Data for processing

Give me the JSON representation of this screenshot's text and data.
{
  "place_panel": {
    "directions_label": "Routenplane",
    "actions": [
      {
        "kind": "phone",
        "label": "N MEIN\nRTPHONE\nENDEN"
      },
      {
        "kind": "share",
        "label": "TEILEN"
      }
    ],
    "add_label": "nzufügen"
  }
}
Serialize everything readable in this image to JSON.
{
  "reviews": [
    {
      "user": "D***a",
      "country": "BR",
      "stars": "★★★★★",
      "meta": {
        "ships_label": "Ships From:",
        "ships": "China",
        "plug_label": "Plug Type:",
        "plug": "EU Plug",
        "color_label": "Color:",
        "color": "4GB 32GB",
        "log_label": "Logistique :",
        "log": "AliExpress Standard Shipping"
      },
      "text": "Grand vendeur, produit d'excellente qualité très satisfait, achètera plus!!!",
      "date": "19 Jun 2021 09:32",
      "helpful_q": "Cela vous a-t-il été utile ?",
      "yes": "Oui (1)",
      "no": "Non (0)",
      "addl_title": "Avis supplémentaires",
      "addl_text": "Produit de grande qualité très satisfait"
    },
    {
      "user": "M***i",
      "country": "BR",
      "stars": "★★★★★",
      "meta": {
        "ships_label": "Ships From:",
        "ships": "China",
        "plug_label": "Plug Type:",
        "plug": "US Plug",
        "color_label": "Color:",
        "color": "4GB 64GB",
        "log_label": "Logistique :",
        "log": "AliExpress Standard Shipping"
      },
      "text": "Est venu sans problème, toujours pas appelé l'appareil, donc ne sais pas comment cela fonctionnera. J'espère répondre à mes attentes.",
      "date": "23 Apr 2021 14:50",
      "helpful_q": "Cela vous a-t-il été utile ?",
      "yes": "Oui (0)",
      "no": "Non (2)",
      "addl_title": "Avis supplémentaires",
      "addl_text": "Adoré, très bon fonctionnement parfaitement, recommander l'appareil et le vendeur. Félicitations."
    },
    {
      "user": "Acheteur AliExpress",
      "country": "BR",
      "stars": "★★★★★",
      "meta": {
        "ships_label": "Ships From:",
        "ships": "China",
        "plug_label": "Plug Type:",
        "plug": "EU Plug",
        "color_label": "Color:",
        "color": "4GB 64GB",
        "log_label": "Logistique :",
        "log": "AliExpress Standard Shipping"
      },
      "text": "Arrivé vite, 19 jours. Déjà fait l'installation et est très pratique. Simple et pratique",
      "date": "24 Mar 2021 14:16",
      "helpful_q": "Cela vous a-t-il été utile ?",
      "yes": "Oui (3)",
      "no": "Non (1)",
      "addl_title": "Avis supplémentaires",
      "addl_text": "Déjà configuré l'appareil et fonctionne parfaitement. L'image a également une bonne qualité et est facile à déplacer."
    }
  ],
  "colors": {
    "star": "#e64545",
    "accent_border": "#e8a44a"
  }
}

Aim of the task
Search the lines for "satisfait". Copy each line that has it.

Worked answer
      "text": "Grand vendeur, produit d'excellente qualité très satisfait, achètera plus!!!",
      "addl_text": "Produit de grande qualité très satisfait"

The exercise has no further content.